+++ Data shown +++

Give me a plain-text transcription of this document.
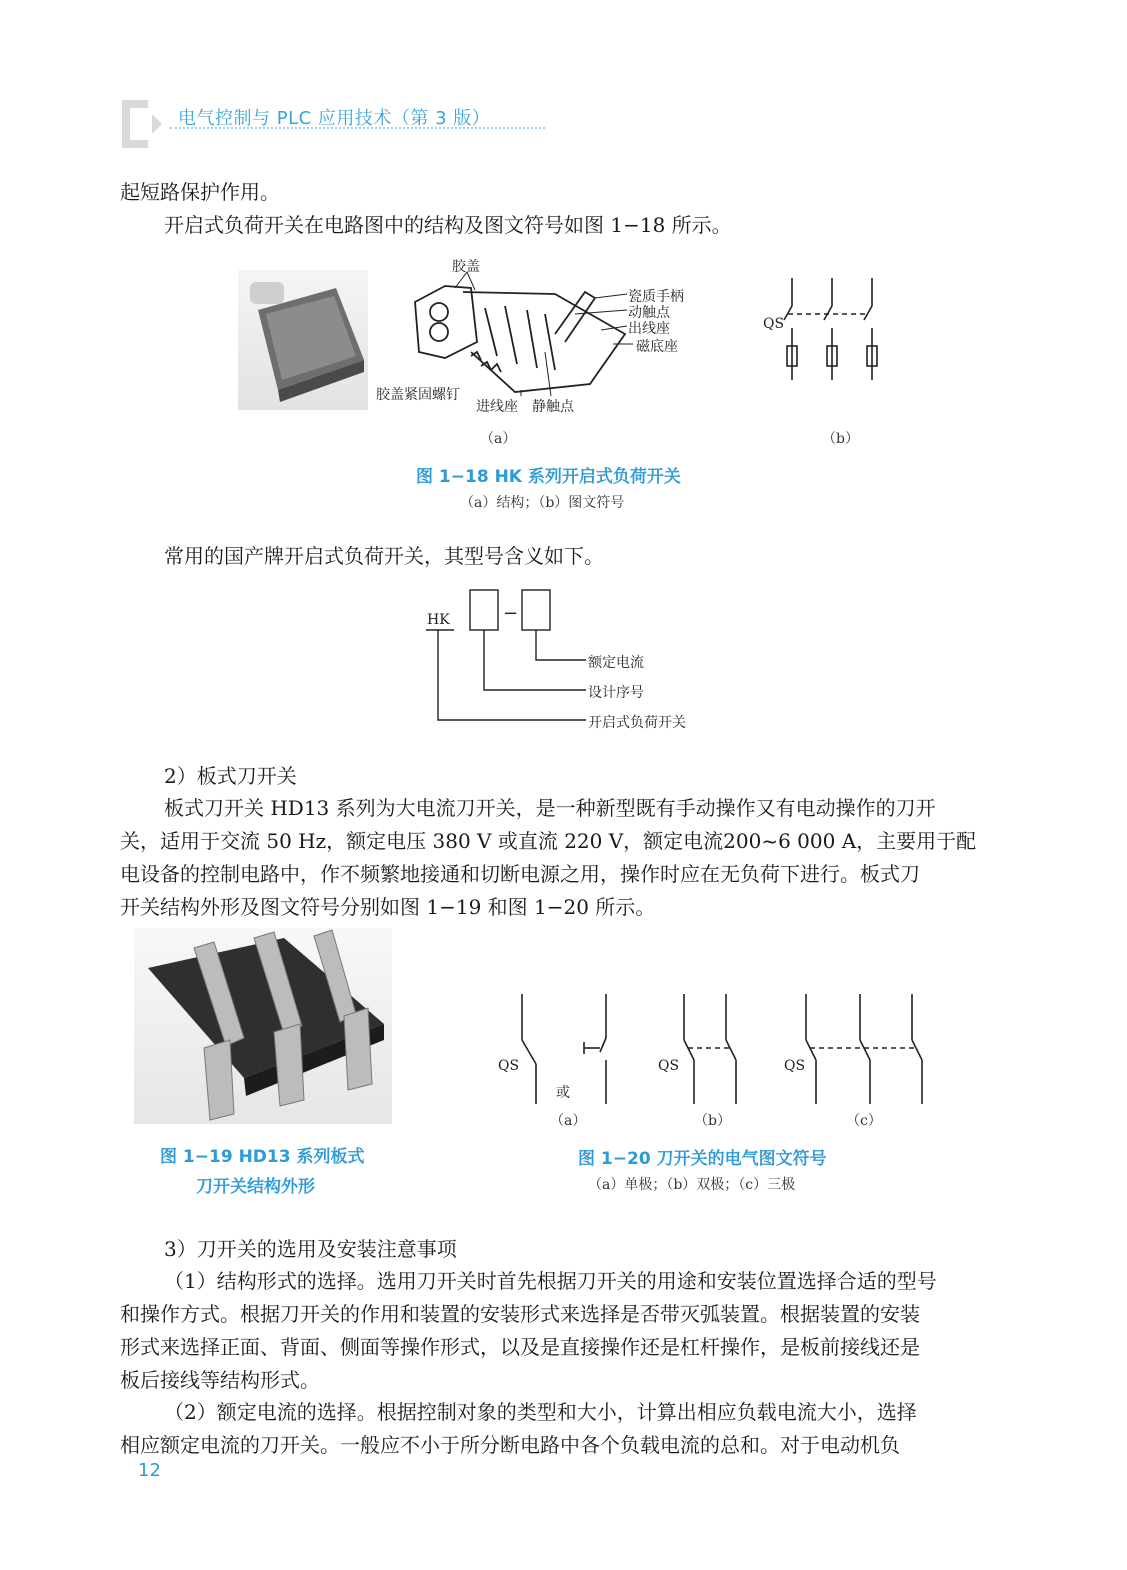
电气控制与 PLC 应用技术（第 3 版）
起短路保护作用。
开启式负荷开关在电路图中的结构及图文符号如图 1−18 所示。
胶盖
瓷质手柄
动触点
出线座
磁底座
胶盖紧固螺钉
进线座 静触点
QS
（a）	（b）
图 1−18 HK 系列开启式负荷开关
（a）结构；（b）图文符号
常用的国产牌开启式负荷开关，其型号含义如下。
HK	−
额定电流
设计序号
开启式负荷开关
2）板式刀开关
板式刀开关 HD13 系列为大电流刀开关，是一种新型既有手动操作又有电动操作的刀开
关，适用于交流 50 Hz，额定电压 380 V 或直流 220 V，额定电流200~6 000 A，主要用于配
电设备的控制电路中，作不频繁地接通和切断电源之用，操作时应在无负荷下进行。板式刀
开关结构外形及图文符号分别如图 1−19 和图 1−20 所示。
图 1−19 HD13 系列板式
刀开关结构外形
QS
或
QS	QS
（a）	（b）	（c）
图 1−20 刀开关的电气图文符号
（a）单极；（b）双极；（c）三极
3）刀开关的选用及安装注意事项
（1）结构形式的选择。选用刀开关时首先根据刀开关的用途和安装位置选择合适的型号
和操作方式。根据刀开关的作用和装置的安装形式来选择是否带灭弧装置。根据装置的安装
形式来选择正面、背面、侧面等操作形式，以及是直接操作还是杠杆操作，是板前接线还是
板后接线等结构形式。
（2）额定电流的选择。根据控制对象的类型和大小，计算出相应负载电流大小，选择
相应额定电流的刀开关。一般应不小于所分断电路中各个负载电流的总和。对于电动机负
12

+++

• **Problem to solve**:
Your job is to transcribe the entries above exactly; skip the pictures.

• **Result below**:
Give me a plain-text transcription of this document.
电气控制与 PLC 应用技术（第 3 版）
起短路保护作用。
开启式负荷开关在电路图中的结构及图文符号如图 1−18 所示。
胶盖
瓷质手柄
动触点
出线座
磁底座
胶盖紧固螺钉
进线座 静触点
QS
（a）	（b）
图 1−18 HK 系列开启式负荷开关
（a）结构；（b）图文符号
常用的国产牌开启式负荷开关，其型号含义如下。
HK	−
额定电流
设计序号
开启式负荷开关
2）板式刀开关
板式刀开关 HD13 系列为大电流刀开关，是一种新型既有手动操作又有电动操作的刀开
关，适用于交流 50 Hz，额定电压 380 V 或直流 220 V，额定电流200~6 000 A，主要用于配
电设备的控制电路中，作不频繁地接通和切断电源之用，操作时应在无负荷下进行。板式刀
开关结构外形及图文符号分别如图 1−19 和图 1−20 所示。
图 1−19 HD13 系列板式
刀开关结构外形
QS
或
QS	QS
（a）	（b）	（c）
图 1−20 刀开关的电气图文符号
（a）单极；（b）双极；（c）三极
3）刀开关的选用及安装注意事项
（1）结构形式的选择。选用刀开关时首先根据刀开关的用途和安装位置选择合适的型号
和操作方式。根据刀开关的作用和装置的安装形式来选择是否带灭弧装置。根据装置的安装
形式来选择正面、背面、侧面等操作形式，以及是直接操作还是杠杆操作，是板前接线还是
板后接线等结构形式。
（2）额定电流的选择。根据控制对象的类型和大小，计算出相应负载电流大小，选择
相应额定电流的刀开关。一般应不小于所分断电路中各个负载电流的总和。对于电动机负
12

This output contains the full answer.